> _Exercise brief_:
Beneath this task is a listing; retype all of it exactly.

> _Data entries_:
— begin —
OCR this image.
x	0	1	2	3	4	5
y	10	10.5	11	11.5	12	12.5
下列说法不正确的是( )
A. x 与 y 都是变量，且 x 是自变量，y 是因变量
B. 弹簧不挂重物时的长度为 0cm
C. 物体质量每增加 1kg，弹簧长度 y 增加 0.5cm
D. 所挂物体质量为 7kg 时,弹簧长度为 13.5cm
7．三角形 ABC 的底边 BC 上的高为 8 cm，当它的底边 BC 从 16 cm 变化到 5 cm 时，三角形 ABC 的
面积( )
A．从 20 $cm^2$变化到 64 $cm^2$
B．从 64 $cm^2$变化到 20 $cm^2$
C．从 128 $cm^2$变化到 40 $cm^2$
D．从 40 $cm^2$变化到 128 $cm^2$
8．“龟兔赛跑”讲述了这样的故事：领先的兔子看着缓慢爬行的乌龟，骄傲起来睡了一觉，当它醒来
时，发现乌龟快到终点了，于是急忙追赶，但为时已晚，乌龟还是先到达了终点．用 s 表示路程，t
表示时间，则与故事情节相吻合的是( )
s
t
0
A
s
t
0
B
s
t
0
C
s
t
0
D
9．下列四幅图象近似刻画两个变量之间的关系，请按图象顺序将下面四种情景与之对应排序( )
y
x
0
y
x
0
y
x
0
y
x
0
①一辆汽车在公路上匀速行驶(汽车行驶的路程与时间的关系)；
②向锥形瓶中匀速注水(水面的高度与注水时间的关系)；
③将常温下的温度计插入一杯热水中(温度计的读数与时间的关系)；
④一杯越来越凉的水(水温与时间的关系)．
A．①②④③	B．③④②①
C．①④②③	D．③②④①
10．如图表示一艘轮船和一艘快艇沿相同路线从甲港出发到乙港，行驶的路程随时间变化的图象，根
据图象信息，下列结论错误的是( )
— end —
> _Response below_:
OCR this image.
x	0	1	2	3	4	5
y	10	10.5	11	11.5	12	12.5
下列说法不正确的是( )
A. x 与 y 都是变量，且 x 是自变量，y 是因变量
B. 弹簧不挂重物时的长度为 0cm
C. 物体质量每增加 1kg，弹簧长度 y 增加 0.5cm
D. 所挂物体质量为 7kg 时,弹簧长度为 13.5cm
7．三角形 ABC 的底边 BC 上的高为 8 cm，当它的底边 BC 从 16 cm 变化到 5 cm 时，三角形 ABC 的
面积( )
A．从 20 $cm^2$变化到 64 $cm^2$
B．从 64 $cm^2$变化到 20 $cm^2$
C．从 128 $cm^2$变化到 40 $cm^2$
D．从 40 $cm^2$变化到 128 $cm^2$
8．“龟兔赛跑”讲述了这样的故事：领先的兔子看着缓慢爬行的乌龟，骄傲起来睡了一觉，当它醒来
时，发现乌龟快到终点了，于是急忙追赶，但为时已晚，乌龟还是先到达了终点．用 s 表示路程，t
表示时间，则与故事情节相吻合的是( )
s
t
0
A
s
t
0
B
s
t
0
C
s
t
0
D
9．下列四幅图象近似刻画两个变量之间的关系，请按图象顺序将下面四种情景与之对应排序( )
y
x
0
y
x
0
y
x
0
y
x
0
①一辆汽车在公路上匀速行驶(汽车行驶的路程与时间的关系)；
②向锥形瓶中匀速注水(水面的高度与注水时间的关系)；
③将常温下的温度计插入一杯热水中(温度计的读数与时间的关系)；
④一杯越来越凉的水(水温与时间的关系)．
A．①②④③	B．③④②①
C．①④②③	D．③②④①
10．如图表示一艘轮船和一艘快艇沿相同路线从甲港出发到乙港，行驶的路程随时间变化的图象，根
据图象信息，下列结论错误的是( )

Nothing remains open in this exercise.